_INFORMATION SUPPLIED:_
* * *
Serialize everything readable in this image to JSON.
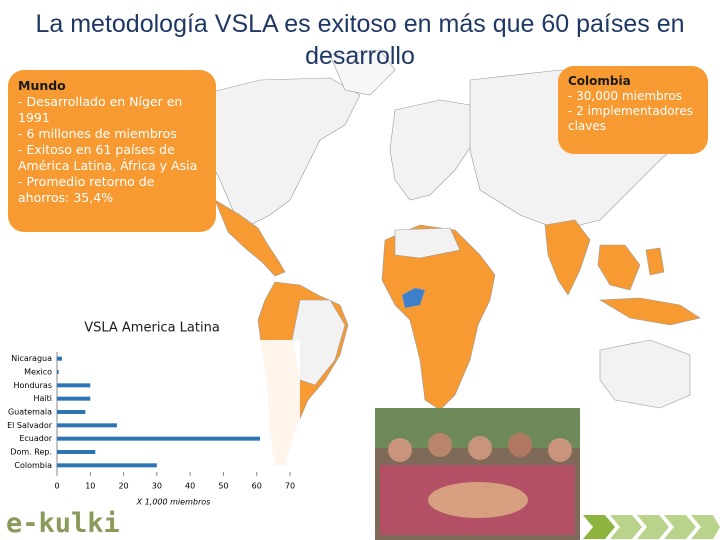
{
  "title": "La metodología VSLA es exitoso en más que 60 países en desarrollo",
  "world": {
    "heading": "Mundo",
    "lines": [
      "- Desarrollado en Níger en 1991",
      "- 6 millones de miembros",
      "- Exitoso en 61 países de América Latina, África y Asia",
      "- Promedio retorno de ahorros: 35,4%"
    ]
  },
  "colombia": {
    "heading": "Colombia",
    "lines": [
      "- 30,000 miembros",
      "- 2 implementadores claves"
    ]
  },
  "logo": "e-kulki",
  "chart_data": {
    "type": "hbar",
    "title": "VSLA America Latina",
    "x_label": "X 1,000 miembros",
    "categories": [
      "Nicaragua",
      "Mexico",
      "Honduras",
      "Haiti",
      "Guatemala",
      "El Salvador",
      "Ecuador",
      "Dom. Rep.",
      "Colombia"
    ],
    "values": [
      1.5,
      0.5,
      10,
      10,
      8.5,
      18,
      61,
      11.5,
      30
    ],
    "color": "#2e75b6",
    "xlim": [
      0,
      70
    ],
    "xticks": [
      0,
      10,
      20,
      30,
      40,
      50,
      60,
      70
    ]
  }
}
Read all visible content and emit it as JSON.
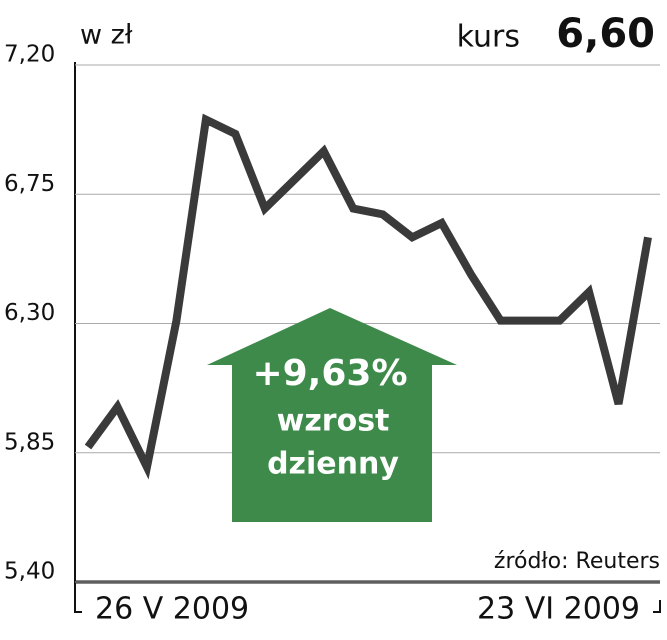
{
  "chart_data": {
    "type": "line",
    "unit_label": "w zł",
    "price_label": "kurs",
    "price_value": "6,60",
    "annotations": [
      "+9,63%",
      "wzrost",
      "dzienny"
    ],
    "source": "źródło: Reuters",
    "categories": [
      "26 V 2009",
      null,
      null,
      null,
      null,
      null,
      null,
      null,
      null,
      null,
      null,
      null,
      null,
      null,
      null,
      null,
      null,
      null,
      null,
      "23 VI 2009"
    ],
    "series": [
      {
        "color": "#3a3a3a",
        "values": [
          5.87,
          6.01,
          5.8,
          6.31,
          7.01,
          6.96,
          6.7,
          6.8,
          6.9,
          6.7,
          6.68,
          6.6,
          6.65,
          6.47,
          6.31,
          6.31,
          6.31,
          6.41,
          6.02,
          6.6
        ]
      }
    ],
    "ylim": [
      5.4,
      7.2
    ],
    "yticks": [
      {
        "value": 5.4,
        "label": "5,40"
      },
      {
        "value": 5.85,
        "label": "5,85"
      },
      {
        "value": 6.3,
        "label": "6,30"
      },
      {
        "value": 6.75,
        "label": "6,75"
      },
      {
        "value": 7.2,
        "label": "7,20"
      }
    ],
    "grid": true,
    "arrow_color": "#3d8a4a"
  }
}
* * *
_AIM:_
Count how many lines contain "miembros" and give only that count.

_COMPLETED TASK:_
3